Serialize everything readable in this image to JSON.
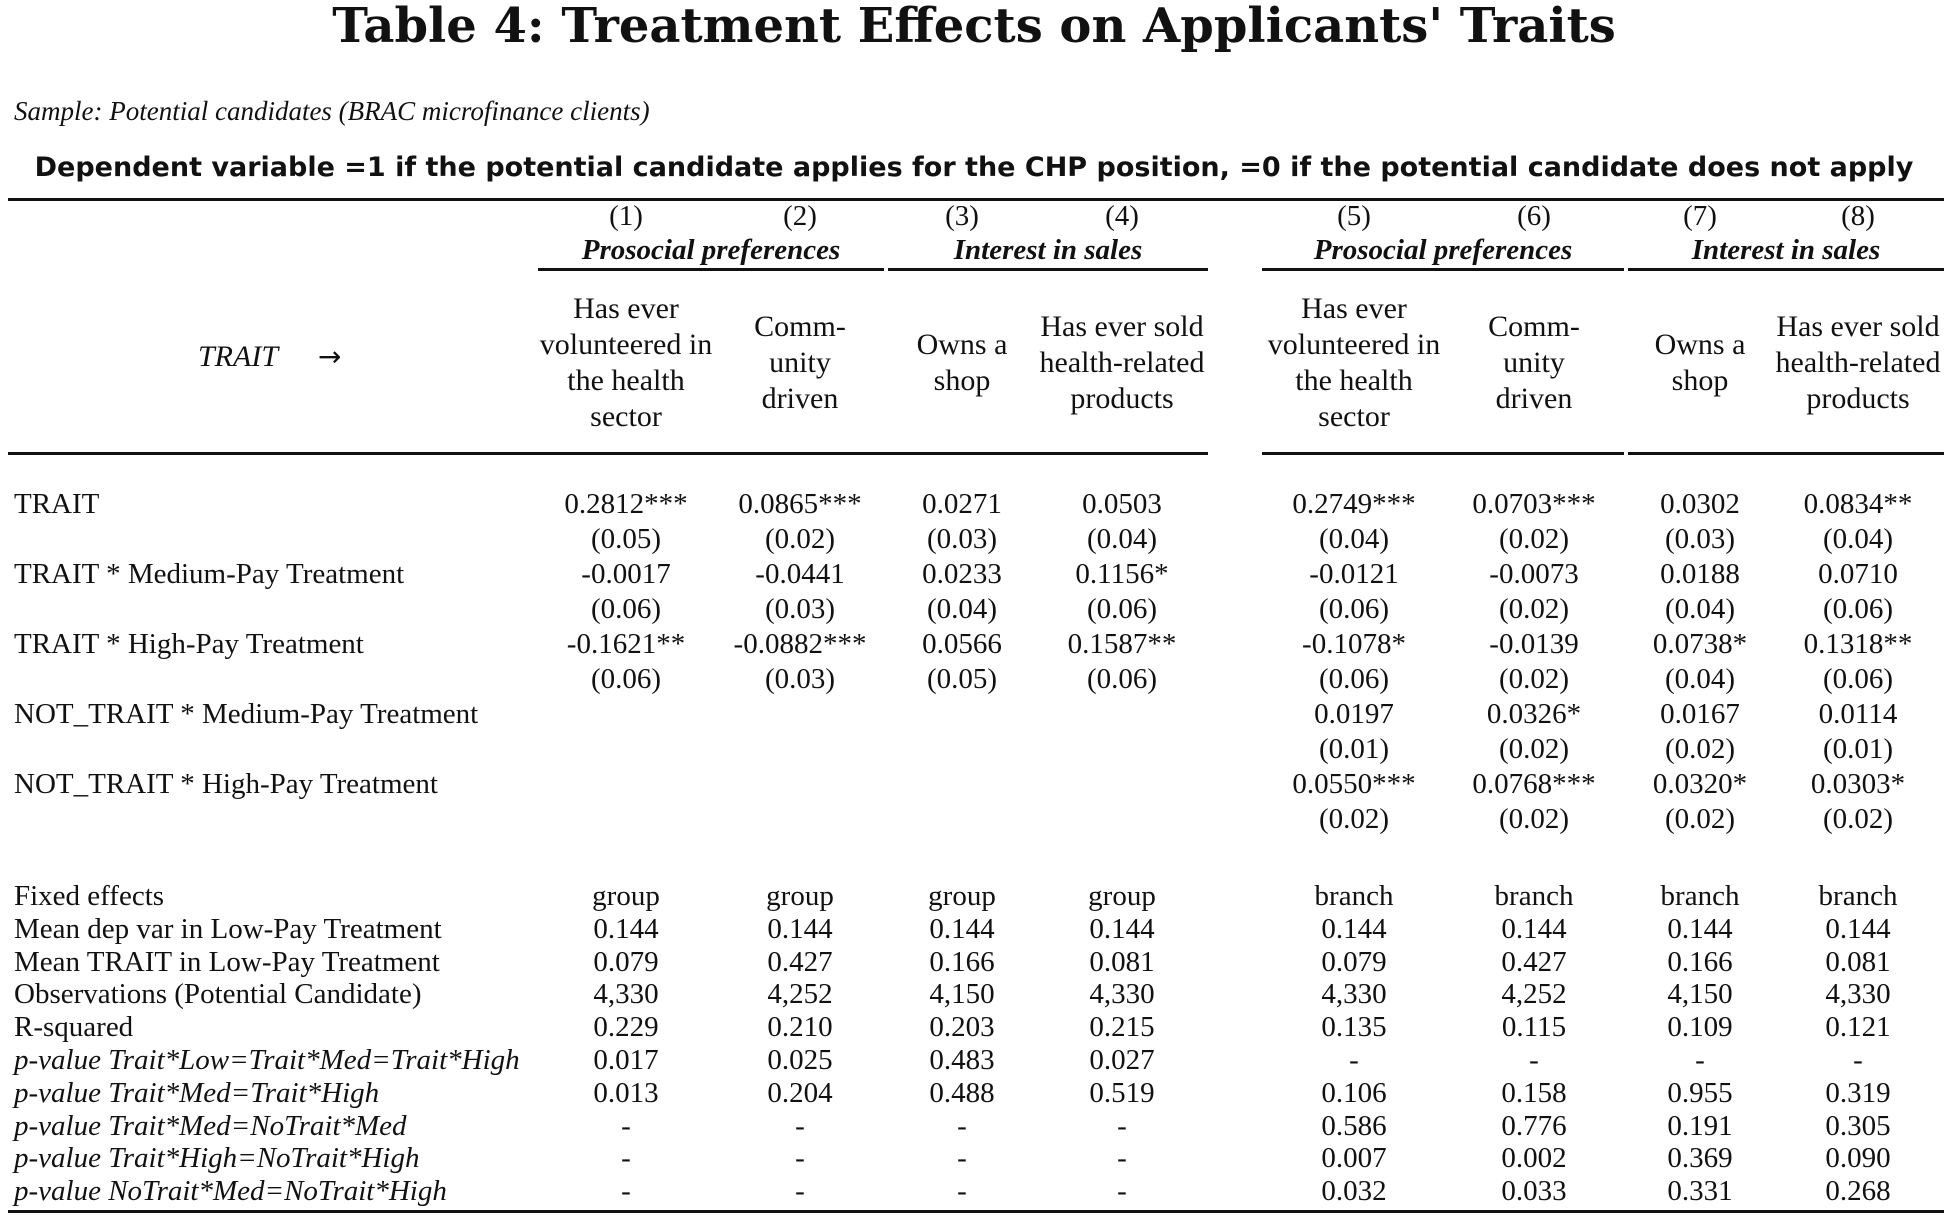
{
  "title": "Table 4: Treatment Effects on Applicants' Traits",
  "sample": "Sample: Potential candidates (BRAC microfinance clients)",
  "dependent_variable": "Dependent variable =1 if the potential candidate applies for the CHP position,  =0 if the potential candidate does not apply",
  "trait_label": "TRAIT",
  "trait_arrow": "→",
  "column_numbers": [
    "(1)",
    "(2)",
    "(3)",
    "(4)",
    "(5)",
    "(6)",
    "(7)",
    "(8)"
  ],
  "column_groups": [
    "Prosocial preferences",
    "Interest in sales",
    "Prosocial preferences",
    "Interest in sales"
  ],
  "column_headers": [
    "Has ever volunteered in the health sector",
    "Comm-unity driven",
    "Owns a shop",
    "Has ever sold health-related products",
    "Has ever volunteered in the health sector",
    "Comm-unity driven",
    "Owns a shop",
    "Has ever sold health-related products"
  ],
  "coef_rows": [
    {
      "label": "TRAIT",
      "coef": [
        "0.2812***",
        "0.0865***",
        "0.0271",
        "0.0503",
        "0.2749***",
        "0.0703***",
        "0.0302",
        "0.0834**"
      ],
      "se": [
        "(0.05)",
        "(0.02)",
        "(0.03)",
        "(0.04)",
        "(0.04)",
        "(0.02)",
        "(0.03)",
        "(0.04)"
      ]
    },
    {
      "label": "TRAIT * Medium-Pay Treatment",
      "coef": [
        "-0.0017",
        "-0.0441",
        "0.0233",
        "0.1156*",
        "-0.0121",
        "-0.0073",
        "0.0188",
        "0.0710"
      ],
      "se": [
        "(0.06)",
        "(0.03)",
        "(0.04)",
        "(0.06)",
        "(0.06)",
        "(0.02)",
        "(0.04)",
        "(0.06)"
      ]
    },
    {
      "label": "TRAIT * High-Pay Treatment",
      "coef": [
        "-0.1621**",
        "-0.0882***",
        "0.0566",
        "0.1587**",
        "-0.1078*",
        "-0.0139",
        "0.0738*",
        "0.1318**"
      ],
      "se": [
        "(0.06)",
        "(0.03)",
        "(0.05)",
        "(0.06)",
        "(0.06)",
        "(0.02)",
        "(0.04)",
        "(0.06)"
      ]
    },
    {
      "label": "NOT_TRAIT * Medium-Pay Treatment",
      "coef": [
        "",
        "",
        "",
        "",
        "0.0197",
        "0.0326*",
        "0.0167",
        "0.0114"
      ],
      "se": [
        "",
        "",
        "",
        "",
        "(0.01)",
        "(0.02)",
        "(0.02)",
        "(0.01)"
      ]
    },
    {
      "label": "NOT_TRAIT * High-Pay Treatment",
      "coef": [
        "",
        "",
        "",
        "",
        "0.0550***",
        "0.0768***",
        "0.0320*",
        "0.0303*"
      ],
      "se": [
        "",
        "",
        "",
        "",
        "(0.02)",
        "(0.02)",
        "(0.02)",
        "(0.02)"
      ]
    }
  ],
  "stat_rows": [
    {
      "label": "Fixed effects",
      "italic": false,
      "values": [
        "group",
        "group",
        "group",
        "group",
        "branch",
        "branch",
        "branch",
        "branch"
      ]
    },
    {
      "label": "Mean dep var  in Low-Pay Treatment",
      "italic": false,
      "values": [
        "0.144",
        "0.144",
        "0.144",
        "0.144",
        "0.144",
        "0.144",
        "0.144",
        "0.144"
      ]
    },
    {
      "label": "Mean TRAIT in Low-Pay Treatment",
      "italic": false,
      "values": [
        "0.079",
        "0.427",
        "0.166",
        "0.081",
        "0.079",
        "0.427",
        "0.166",
        "0.081"
      ]
    },
    {
      "label": "Observations (Potential Candidate)",
      "italic": false,
      "values": [
        "4,330",
        "4,252",
        "4,150",
        "4,330",
        "4,330",
        "4,252",
        "4,150",
        "4,330"
      ]
    },
    {
      "label": "R-squared",
      "italic": false,
      "values": [
        "0.229",
        "0.210",
        "0.203",
        "0.215",
        "0.135",
        "0.115",
        "0.109",
        "0.121"
      ]
    },
    {
      "label": "p-value Trait*Low=Trait*Med=Trait*High",
      "italic": true,
      "values": [
        "0.017",
        "0.025",
        "0.483",
        "0.027",
        "-",
        "-",
        "-",
        "-"
      ]
    },
    {
      "label": "p-value Trait*Med=Trait*High",
      "italic": true,
      "values": [
        "0.013",
        "0.204",
        "0.488",
        "0.519",
        "0.106",
        "0.158",
        "0.955",
        "0.319"
      ]
    },
    {
      "label": "p-value Trait*Med=NoTrait*Med",
      "italic": true,
      "values": [
        "-",
        "-",
        "-",
        "-",
        "0.586",
        "0.776",
        "0.191",
        "0.305"
      ]
    },
    {
      "label": "p-value Trait*High=NoTrait*High",
      "italic": true,
      "values": [
        "-",
        "-",
        "-",
        "-",
        "0.007",
        "0.002",
        "0.369",
        "0.090"
      ]
    },
    {
      "label": "p-value NoTrait*Med=NoTrait*High",
      "italic": true,
      "values": [
        "-",
        "-",
        "-",
        "-",
        "0.032",
        "0.033",
        "0.331",
        "0.268"
      ]
    }
  ]
}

**TASK GOAL:**
Scan the records above for the string "products", then report every line that contains it.

**ANSWER:**
    "Has ever sold health-related products",
    "Has ever sold health-related products"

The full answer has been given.